Task details:
Copy the records below, changing every "article-paragraph" to "article-body-text" and keeping all other text the same.

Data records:

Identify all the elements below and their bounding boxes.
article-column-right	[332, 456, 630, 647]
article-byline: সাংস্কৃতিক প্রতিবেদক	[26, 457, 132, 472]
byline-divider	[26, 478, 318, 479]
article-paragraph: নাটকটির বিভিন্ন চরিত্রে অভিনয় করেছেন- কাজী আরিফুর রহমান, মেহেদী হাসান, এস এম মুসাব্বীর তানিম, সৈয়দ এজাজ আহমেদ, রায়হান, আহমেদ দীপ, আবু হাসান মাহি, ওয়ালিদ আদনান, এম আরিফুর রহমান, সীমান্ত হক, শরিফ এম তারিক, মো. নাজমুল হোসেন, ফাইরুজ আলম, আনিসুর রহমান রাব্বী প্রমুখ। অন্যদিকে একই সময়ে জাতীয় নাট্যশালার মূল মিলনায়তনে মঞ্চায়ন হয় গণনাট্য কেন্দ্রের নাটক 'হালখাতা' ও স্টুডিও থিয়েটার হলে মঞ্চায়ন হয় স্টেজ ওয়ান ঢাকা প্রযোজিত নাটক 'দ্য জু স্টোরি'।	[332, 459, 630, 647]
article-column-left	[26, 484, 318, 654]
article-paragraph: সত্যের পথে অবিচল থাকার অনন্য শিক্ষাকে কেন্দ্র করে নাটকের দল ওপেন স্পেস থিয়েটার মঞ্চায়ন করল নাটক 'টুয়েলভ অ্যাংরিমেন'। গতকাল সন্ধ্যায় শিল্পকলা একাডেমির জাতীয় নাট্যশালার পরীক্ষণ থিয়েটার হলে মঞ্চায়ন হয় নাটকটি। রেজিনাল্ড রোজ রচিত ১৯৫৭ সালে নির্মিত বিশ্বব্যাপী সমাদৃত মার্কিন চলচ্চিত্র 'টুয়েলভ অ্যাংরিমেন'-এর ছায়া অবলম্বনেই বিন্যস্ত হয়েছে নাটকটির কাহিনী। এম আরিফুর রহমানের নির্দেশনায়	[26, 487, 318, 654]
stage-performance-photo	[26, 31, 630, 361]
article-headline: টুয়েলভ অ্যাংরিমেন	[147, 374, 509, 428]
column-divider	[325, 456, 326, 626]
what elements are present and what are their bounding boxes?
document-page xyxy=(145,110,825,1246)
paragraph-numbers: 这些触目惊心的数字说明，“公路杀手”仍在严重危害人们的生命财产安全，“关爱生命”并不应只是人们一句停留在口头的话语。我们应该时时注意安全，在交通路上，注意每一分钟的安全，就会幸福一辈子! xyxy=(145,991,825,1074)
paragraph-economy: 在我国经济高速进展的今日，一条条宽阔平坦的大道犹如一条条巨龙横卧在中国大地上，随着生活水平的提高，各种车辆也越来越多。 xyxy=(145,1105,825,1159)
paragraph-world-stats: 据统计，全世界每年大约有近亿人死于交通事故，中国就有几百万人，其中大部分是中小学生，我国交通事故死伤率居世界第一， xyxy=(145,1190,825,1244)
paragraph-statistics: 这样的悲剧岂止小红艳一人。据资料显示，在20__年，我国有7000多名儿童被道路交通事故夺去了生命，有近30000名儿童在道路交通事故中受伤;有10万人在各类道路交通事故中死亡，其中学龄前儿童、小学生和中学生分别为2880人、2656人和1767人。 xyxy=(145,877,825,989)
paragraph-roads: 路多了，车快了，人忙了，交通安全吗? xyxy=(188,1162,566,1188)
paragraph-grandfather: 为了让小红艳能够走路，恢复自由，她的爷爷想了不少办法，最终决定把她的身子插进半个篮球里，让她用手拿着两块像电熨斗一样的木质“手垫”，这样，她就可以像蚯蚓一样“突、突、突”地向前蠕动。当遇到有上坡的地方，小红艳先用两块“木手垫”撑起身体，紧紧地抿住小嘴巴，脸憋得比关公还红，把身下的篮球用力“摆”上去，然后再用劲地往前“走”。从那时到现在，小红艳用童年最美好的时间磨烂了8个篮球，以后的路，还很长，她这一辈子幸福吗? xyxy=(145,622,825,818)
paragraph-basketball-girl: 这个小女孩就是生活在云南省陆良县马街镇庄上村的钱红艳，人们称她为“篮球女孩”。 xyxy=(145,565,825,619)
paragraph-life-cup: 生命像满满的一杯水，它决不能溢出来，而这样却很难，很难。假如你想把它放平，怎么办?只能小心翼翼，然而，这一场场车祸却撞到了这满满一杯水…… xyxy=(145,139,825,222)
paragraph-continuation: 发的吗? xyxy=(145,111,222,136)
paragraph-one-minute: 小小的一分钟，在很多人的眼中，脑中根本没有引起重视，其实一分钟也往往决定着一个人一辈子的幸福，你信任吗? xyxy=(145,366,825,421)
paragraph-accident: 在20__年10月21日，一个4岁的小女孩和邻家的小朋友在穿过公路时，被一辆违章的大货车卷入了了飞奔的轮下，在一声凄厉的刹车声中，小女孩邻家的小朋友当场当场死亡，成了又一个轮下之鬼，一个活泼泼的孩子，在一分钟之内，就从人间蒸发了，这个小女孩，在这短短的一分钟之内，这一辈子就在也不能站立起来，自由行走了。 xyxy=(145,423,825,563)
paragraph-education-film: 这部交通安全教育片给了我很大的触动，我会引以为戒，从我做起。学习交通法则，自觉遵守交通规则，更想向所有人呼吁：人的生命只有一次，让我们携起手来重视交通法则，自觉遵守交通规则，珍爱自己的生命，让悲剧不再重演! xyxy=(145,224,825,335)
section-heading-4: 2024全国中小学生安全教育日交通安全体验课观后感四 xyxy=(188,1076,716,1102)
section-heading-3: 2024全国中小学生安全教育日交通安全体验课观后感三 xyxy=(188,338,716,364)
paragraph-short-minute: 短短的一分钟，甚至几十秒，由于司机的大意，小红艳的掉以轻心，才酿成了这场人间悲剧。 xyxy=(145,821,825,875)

The answer:
Identify all the elements below and their bounding boxes.
article-column-right	[332, 456, 630, 647]
article-byline: সাংস্কৃতিক প্রতিবেদক	[26, 457, 132, 472]
byline-divider	[26, 478, 318, 479]
article-body-text: নাটকটির বিভিন্ন চরিত্রে অভিনয় করেছেন- কাজী আরিফুর রহমান, মেহেদী হাসান, এস এম মুসাব্বীর তানিম, সৈয়দ এজাজ আহমেদ, রায়হান, আহমেদ দীপ, আবু হাসান মাহি, ওয়ালিদ আদনান, এম আরিফুর রহমান, সীমান্ত হক, শরিফ এম তারিক, মো. নাজমুল হোসেন, ফাইরুজ আলম, আনিসুর রহমান রাব্বী প্রমুখ। অন্যদিকে একই সময়ে জাতীয় নাট্যশালার মূল মিলনায়তনে মঞ্চায়ন হয় গণনাট্য কেন্দ্রের নাটক 'হালখাতা' ও স্টুডিও থিয়েটার হলে মঞ্চায়ন হয় স্টেজ ওয়ান ঢাকা প্রযোজিত নাটক 'দ্য জু স্টোরি'।	[332, 459, 630, 647]
article-column-left	[26, 484, 318, 654]
article-body-text: সত্যের পথে অবিচল থাকার অনন্য শিক্ষাকে কেন্দ্র করে নাটকের দল ওপেন স্পেস থিয়েটার মঞ্চায়ন করল নাটক 'টুয়েলভ অ্যাংরিমেন'। গতকাল সন্ধ্যায় শিল্পকলা একাডেমির জাতীয় নাট্যশালার পরীক্ষণ থিয়েটার হলে মঞ্চায়ন হয় নাটকটি। রেজিনাল্ড রোজ রচিত ১৯৫৭ সালে নির্মিত বিশ্বব্যাপী সমাদৃত মার্কিন চলচ্চিত্র 'টুয়েলভ অ্যাংরিমেন'-এর ছায়া অবলম্বনেই বিন্যস্ত হয়েছে নাটকটির কাহিনী। এম আরিফুর রহমানের নির্দেশনায়	[26, 487, 318, 654]
stage-performance-photo	[26, 31, 630, 361]
article-headline: টুয়েলভ অ্যাংরিমেন	[147, 374, 509, 428]
column-divider	[325, 456, 326, 626]
what elements are present and what are their bounding boxes?
document-page xyxy=(145,110,825,1246)
paragraph-numbers: 这些触目惊心的数字说明，“公路杀手”仍在严重危害人们的生命财产安全，“关爱生命”并不应只是人们一句停留在口头的话语。我们应该时时注意安全，在交通路上，注意每一分钟的安全，就会幸福一辈子! xyxy=(145,991,825,1074)
paragraph-economy: 在我国经济高速进展的今日，一条条宽阔平坦的大道犹如一条条巨龙横卧在中国大地上，随着生活水平的提高，各种车辆也越来越多。 xyxy=(145,1105,825,1159)
paragraph-world-stats: 据统计，全世界每年大约有近亿人死于交通事故，中国就有几百万人，其中大部分是中小学生，我国交通事故死伤率居世界第一， xyxy=(145,1190,825,1244)
paragraph-statistics: 这样的悲剧岂止小红艳一人。据资料显示，在20__年，我国有7000多名儿童被道路交通事故夺去了生命，有近30000名儿童在道路交通事故中受伤;有10万人在各类道路交通事故中死亡，其中学龄前儿童、小学生和中学生分别为2880人、2656人和1767人。 xyxy=(145,877,825,989)
paragraph-roads: 路多了，车快了，人忙了，交通安全吗? xyxy=(188,1162,566,1188)
paragraph-grandfather: 为了让小红艳能够走路，恢复自由，她的爷爷想了不少办法，最终决定把她的身子插进半个篮球里，让她用手拿着两块像电熨斗一样的木质“手垫”，这样，她就可以像蚯蚓一样“突、突、突”地向前蠕动。当遇到有上坡的地方，小红艳先用两块“木手垫”撑起身体，紧紧地抿住小嘴巴，脸憋得比关公还红，把身下的篮球用力“摆”上去，然后再用劲地往前“走”。从那时到现在，小红艳用童年最美好的时间磨烂了8个篮球，以后的路，还很长，她这一辈子幸福吗? xyxy=(145,622,825,818)
paragraph-basketball-girl: 这个小女孩就是生活在云南省陆良县马街镇庄上村的钱红艳，人们称她为“篮球女孩”。 xyxy=(145,565,825,619)
paragraph-life-cup: 生命像满满的一杯水，它决不能溢出来，而这样却很难，很难。假如你想把它放平，怎么办?只能小心翼翼，然而，这一场场车祸却撞到了这满满一杯水…… xyxy=(145,139,825,222)
paragraph-continuation: 发的吗? xyxy=(145,111,222,136)
paragraph-one-minute: 小小的一分钟，在很多人的眼中，脑中根本没有引起重视，其实一分钟也往往决定着一个人一辈子的幸福，你信任吗? xyxy=(145,366,825,421)
paragraph-accident: 在20__年10月21日，一个4岁的小女孩和邻家的小朋友在穿过公路时，被一辆违章的大货车卷入了了飞奔的轮下，在一声凄厉的刹车声中，小女孩邻家的小朋友当场当场死亡，成了又一个轮下之鬼，一个活泼泼的孩子，在一分钟之内，就从人间蒸发了，这个小女孩，在这短短的一分钟之内，这一辈子就在也不能站立起来，自由行走了。 xyxy=(145,423,825,563)
paragraph-education-film: 这部交通安全教育片给了我很大的触动，我会引以为戒，从我做起。学习交通法则，自觉遵守交通规则，更想向所有人呼吁：人的生命只有一次，让我们携起手来重视交通法则，自觉遵守交通规则，珍爱自己的生命，让悲剧不再重演! xyxy=(145,224,825,335)
section-heading-4: 2024全国中小学生安全教育日交通安全体验课观后感四 xyxy=(188,1076,716,1102)
section-heading-3: 2024全国中小学生安全教育日交通安全体验课观后感三 xyxy=(188,338,716,364)
paragraph-short-minute: 短短的一分钟，甚至几十秒，由于司机的大意，小红艳的掉以轻心，才酿成了这场人间悲剧。 xyxy=(145,821,825,875)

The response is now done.